What is being asked: Each line that includes "nhau" must be copied from the records.

Records contained in a dataset
────────────────────
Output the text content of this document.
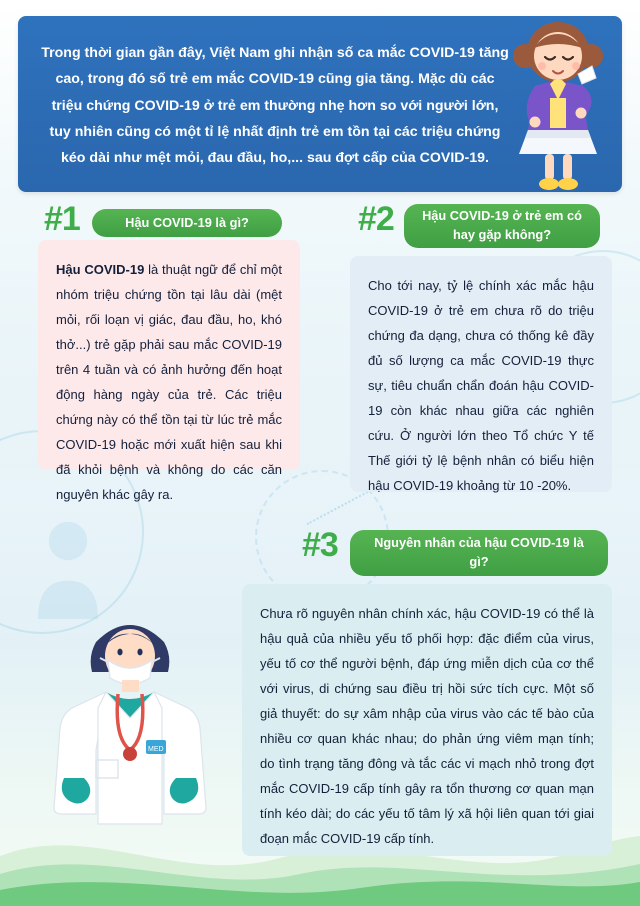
Trong thời gian gần đây, Việt Nam ghi nhận số ca mắc COVID-19 tăng cao, trong đó số trẻ em mắc COVID-19 cũng gia tăng. Mặc dù các triệu chứng COVID-19 ở trẻ em thường nhẹ hơn so với người lớn, tuy nhiên cũng có một tỉ lệ nhất định trẻ em tồn tại các triệu chứng kéo dài như mệt mỏi, đau đầu, ho,... sau đợt cấp của COVID-19.
#1	Hậu COVID-19 là gì?
Hậu COVID-19 là thuật ngữ để chỉ một nhóm triệu chứng tồn tại lâu dài (mệt mỏi, rối loạn vị giác, đau đầu, ho, khó thở...) trẻ gặp phải sau mắc COVID-19 trên 4 tuần và có ảnh hưởng đến hoạt động hàng ngày của trẻ. Các triệu chứng này có thể tồn tại từ lúc trẻ mắc COVID-19 hoặc mới xuất hiện sau khi đã khỏi bệnh và không do các căn nguyên khác gây ra.
#2	Hậu COVID-19 ở trẻ em có hay gặp không?
Cho tới nay, tỷ lệ chính xác mắc hậu COVID-19 ở trẻ em chưa rõ do triệu chứng đa dạng, chưa có thống kê đầy đủ số lượng ca mắc COVID-19 thực sự, tiêu chuẩn chẩn đoán hậu COVID-19 còn khác nhau giữa các nghiên cứu. Ở người lớn theo Tổ chức Y tế Thế giới tỷ lệ bệnh nhân có biểu hiện hậu COVID-19 khoảng từ 10 -20%.
#3	Nguyên nhân của hậu COVID-19 là gì?
Chưa rõ nguyên nhân chính xác, hậu COVID-19 có thể là hậu quả của nhiều yếu tố phối hợp: đặc điểm của virus, yếu tố cơ thể người bệnh, đáp ứng miễn dịch của cơ thể với virus, di chứng sau điều trị hồi sức tích cực. Một số giả thuyết: do sự xâm nhập của virus vào các tế bào của nhiều cơ quan khác nhau; do phản ứng viêm mạn tính; do tình trạng tăng đông và tắc các vi mạch nhỏ trong đợt mắc COVID-19 cấp tính gây ra tổn thương cơ quan mạn tính kéo dài; do các yếu tố tâm lý xã hội liên quan tới giai đoạn mắc COVID-19 cấp tính.
MED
────────────────────
Response to the task:
Cho tới nay, tỷ lệ chính xác mắc hậu COVID-19 ở trẻ em chưa rõ do triệu chứng đa dạng, chưa có thống kê đầy đủ số lượng ca mắc COVID-19 thực sự, tiêu chuẩn chẩn đoán hậu COVID-19 còn khác nhau giữa các nghiên cứu. Ở người lớn theo Tổ chức Y tế Thế giới tỷ lệ bệnh nhân có biểu hiện hậu COVID-19 khoảng từ 10 -20%.
Chưa rõ nguyên nhân chính xác, hậu COVID-19 có thể là hậu quả của nhiều yếu tố phối hợp: đặc điểm của virus, yếu tố cơ thể người bệnh, đáp ứng miễn dịch của cơ thể với virus, di chứng sau điều trị hồi sức tích cực. Một số giả thuyết: do sự xâm nhập của virus vào các tế bào của nhiều cơ quan khác nhau; do phản ứng viêm mạn tính; do tình trạng tăng đông và tắc các vi mạch nhỏ trong đợt mắc COVID-19 cấp tính gây ra tổn thương cơ quan mạn tính kéo dài; do các yếu tố tâm lý xã hội liên quan tới giai đoạn mắc COVID-19 cấp tính.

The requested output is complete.